* start *

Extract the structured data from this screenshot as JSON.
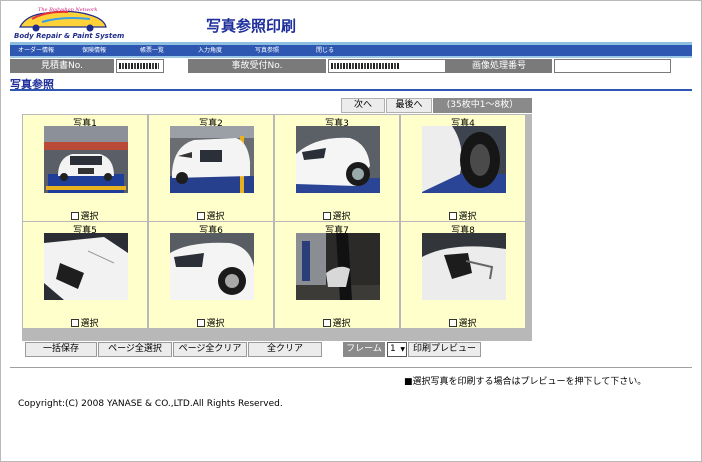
{
  "header": {
    "logo_tagline": "The Bodyshop Network",
    "logo_brand": "Body Repair & Paint System",
    "title": "写真参照印刷"
  },
  "nav": {
    "items": [
      "オーダー情報",
      "保険情報",
      "帳票一覧",
      "入力角度",
      "写真参照",
      "閉じる"
    ]
  },
  "info": {
    "estimate_label": "見積書No.",
    "estimate_value": "",
    "accident_label": "事故受付No.",
    "accident_value": "",
    "image_label": "画像処理番号",
    "image_value": ""
  },
  "section": {
    "title": "写真参照"
  },
  "pagination": {
    "next_label": "次へ",
    "last_label": "最後へ",
    "count_text": "(35枚中1～8枚）"
  },
  "photos": [
    {
      "title": "写真1",
      "select_label": "選択"
    },
    {
      "title": "写真2",
      "select_label": "選択"
    },
    {
      "title": "写真3",
      "select_label": "選択"
    },
    {
      "title": "写真4",
      "select_label": "選択"
    },
    {
      "title": "写真5",
      "select_label": "選択"
    },
    {
      "title": "写真6",
      "select_label": "選択"
    },
    {
      "title": "写真7",
      "select_label": "選択"
    },
    {
      "title": "写真8",
      "select_label": "選択"
    }
  ],
  "actions": {
    "bulk_save": "一括保存",
    "select_page": "ページ全選択",
    "clear_page": "ページ全クリア",
    "clear_all": "全クリア",
    "frame_label": "フレーム",
    "frame_value": "1",
    "print_preview": "印刷プレビュー"
  },
  "footer": {
    "note": "■選択写真を印刷する場合はプレビューを押下して下さい。",
    "copyright": "Copyright:(C) 2008 YANASE & CO.,LTD.All Rights Reserved."
  },
  "colors": {
    "accent": "#1f2f9b",
    "nav_bg": "#2e57b2",
    "grid_bg": "#b8b8b8",
    "cell_bg": "#ffffcc"
  }
}
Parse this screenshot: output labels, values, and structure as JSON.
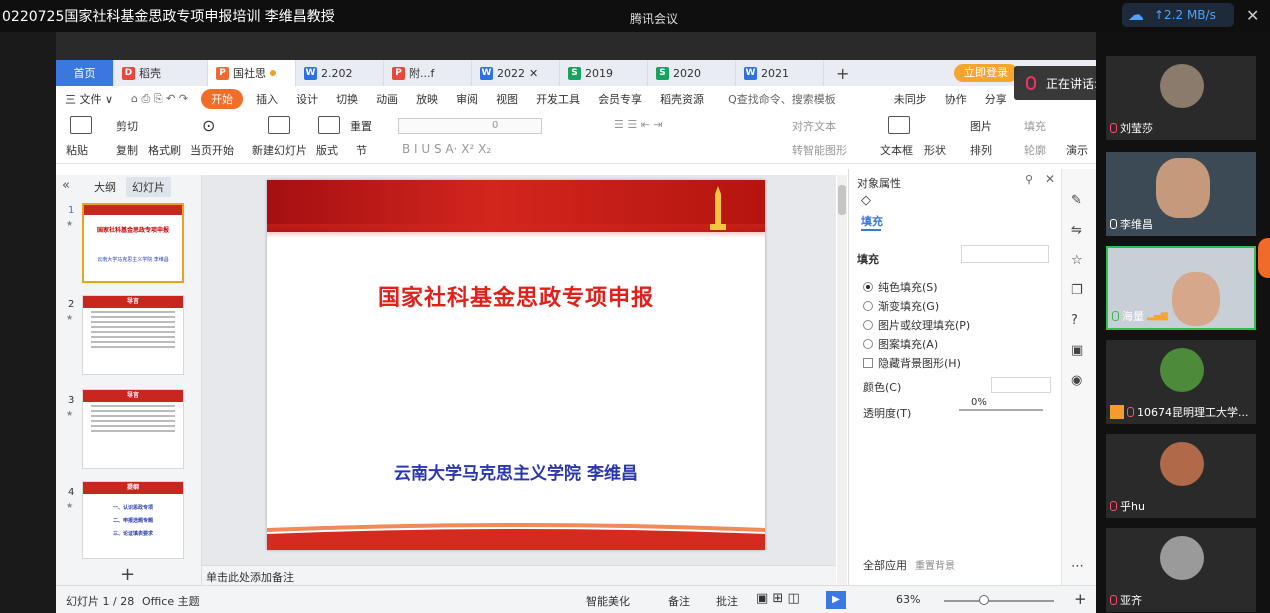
{
  "window": {
    "title": "0220725国家社科基金思政专项申报培训 李维昌教授",
    "app_title": "腾讯会议",
    "upload_rate": "↑2.2 MB/s",
    "close": "✕"
  },
  "tabs": [
    {
      "label": "首页",
      "kind": "home"
    },
    {
      "label": "稻壳",
      "icon": "D",
      "color": "red"
    },
    {
      "label": "国社思",
      "icon": "P",
      "color": "orange",
      "active": true
    },
    {
      "label": "2.202",
      "icon": "W",
      "color": "blue"
    },
    {
      "label": "附...f",
      "icon": "P",
      "color": "red"
    },
    {
      "label": "2022",
      "icon": "W",
      "color": "blue"
    },
    {
      "label": "2019",
      "icon": "S",
      "color": "green"
    },
    {
      "label": "2020",
      "icon": "S",
      "color": "green"
    },
    {
      "label": "2021",
      "icon": "W",
      "color": "blue"
    }
  ],
  "login_label": "立即登录",
  "speaking": "正在讲话: 海量;",
  "menu": {
    "file": "三 文件 ∨",
    "items": [
      "插入",
      "设计",
      "切换",
      "动画",
      "放映",
      "审阅",
      "视图",
      "开发工具",
      "会员专享",
      "稻壳资源"
    ],
    "start": "开始",
    "search": "Q查找命令、搜索模板",
    "sync": "未同步",
    "collab": "协作",
    "share": "分享"
  },
  "ribbon": {
    "paste": "粘贴",
    "cut": "剪切",
    "copy": "复制",
    "format": "格式刷",
    "play_from": "当页开始",
    "new_slide": "新建幻灯片",
    "layout": "版式",
    "section": "节",
    "reset": "重置",
    "font_size": "0",
    "align_text": "对齐文本",
    "convert": "转智能图形",
    "textbox": "文本框",
    "shape": "形状",
    "arrange": "排列",
    "image": "图片",
    "fill": "填充",
    "outline": "轮廓",
    "present": "演示"
  },
  "thumbs": {
    "tab_outline": "大纲",
    "tab_slides": "幻灯片",
    "slides": [
      {
        "num": "1",
        "title": "国家社科基金思政专项申报",
        "sub": "云南大学马克思主义学院    李维昌"
      },
      {
        "num": "2",
        "title": "导言"
      },
      {
        "num": "3",
        "title": "导言"
      },
      {
        "num": "4",
        "title": "提纲",
        "items": [
          "一、认识思政专项",
          "二、申报选题专题",
          "三、论证填表要求"
        ]
      }
    ]
  },
  "slide": {
    "title": "国家社科基金思政专项申报",
    "subtitle": "云南大学马克思主义学院    李维昌"
  },
  "notes": "单击此处添加备注",
  "props": {
    "header": "对象属性",
    "tab_fill": "填充",
    "section_fill": "填充",
    "options": [
      "纯色填充(S)",
      "渐变填充(G)",
      "图片或纹理填充(P)",
      "图案填充(A)"
    ],
    "checkbox": "隐藏背景图形(H)",
    "color_label": "颜色(C)",
    "transparency_label": "透明度(T)",
    "transparency_value": "0%",
    "apply_all": "全部应用",
    "reset_bg": "重置背景"
  },
  "status": {
    "slide_count": "幻灯片 1 / 28",
    "theme": "Office 主题",
    "beautify": "智能美化",
    "notes": "备注",
    "comment": "批注",
    "zoom": "63%"
  },
  "participants": [
    {
      "name": "刘莹莎",
      "mic": "muted"
    },
    {
      "name": "李维昌",
      "mic": "on"
    },
    {
      "name": "海量",
      "mic": "on",
      "active": true
    },
    {
      "name": "10674昆明理工大学...",
      "mic": "muted"
    },
    {
      "name": "乎hu",
      "mic": "muted"
    },
    {
      "name": "亚齐",
      "mic": "muted"
    }
  ],
  "colors": {
    "accent": "#3a77e0",
    "start_btn": "#f26d2a",
    "slide_red": "#e0201a",
    "slide_blue": "#2b37b0"
  }
}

* end *

| Job |
Show the lines of the records that contain the word "this".

| Exercise solution |
Extract the structured data from this screenshot as JSON.
Parse this screenshot: output labels, values, and structure as JSON.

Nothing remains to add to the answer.